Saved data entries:
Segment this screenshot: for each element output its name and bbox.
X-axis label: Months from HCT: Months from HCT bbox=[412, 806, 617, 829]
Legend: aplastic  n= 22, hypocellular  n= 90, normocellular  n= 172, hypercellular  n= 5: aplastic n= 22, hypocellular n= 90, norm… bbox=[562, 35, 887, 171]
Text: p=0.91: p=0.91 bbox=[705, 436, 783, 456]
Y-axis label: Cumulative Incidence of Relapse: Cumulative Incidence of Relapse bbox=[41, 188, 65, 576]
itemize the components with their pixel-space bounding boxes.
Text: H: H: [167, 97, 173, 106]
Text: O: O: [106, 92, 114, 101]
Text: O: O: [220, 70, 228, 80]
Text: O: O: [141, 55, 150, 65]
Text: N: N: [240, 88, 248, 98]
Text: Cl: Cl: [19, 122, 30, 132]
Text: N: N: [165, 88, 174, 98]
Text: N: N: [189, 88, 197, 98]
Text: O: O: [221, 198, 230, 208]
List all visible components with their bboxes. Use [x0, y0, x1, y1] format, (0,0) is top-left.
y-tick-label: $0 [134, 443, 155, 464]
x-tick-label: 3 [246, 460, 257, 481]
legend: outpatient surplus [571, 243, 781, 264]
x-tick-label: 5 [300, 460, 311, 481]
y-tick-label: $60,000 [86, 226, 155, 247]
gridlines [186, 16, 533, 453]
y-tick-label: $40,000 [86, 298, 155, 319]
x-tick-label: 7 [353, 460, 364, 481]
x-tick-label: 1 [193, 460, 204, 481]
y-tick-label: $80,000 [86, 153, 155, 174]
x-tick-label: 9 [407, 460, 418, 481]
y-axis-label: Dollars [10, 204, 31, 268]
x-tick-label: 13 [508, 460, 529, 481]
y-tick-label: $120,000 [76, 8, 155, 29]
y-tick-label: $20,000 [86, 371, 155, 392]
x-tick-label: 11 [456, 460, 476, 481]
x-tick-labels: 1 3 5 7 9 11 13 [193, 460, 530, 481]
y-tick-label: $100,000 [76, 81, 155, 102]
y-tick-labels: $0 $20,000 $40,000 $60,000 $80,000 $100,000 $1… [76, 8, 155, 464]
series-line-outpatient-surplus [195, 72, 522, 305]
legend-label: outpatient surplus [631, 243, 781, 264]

* _EXERCISE DIRECTIONS_: List every line in the listing above that contains the string "surplus".

* _TASK OUTPUT_:
legend: outpatient surplus [571, 243, 781, 264]
series-line-outpatient-surplus [195, 72, 522, 305]
legend-label: outpatient surplus [631, 243, 781, 264]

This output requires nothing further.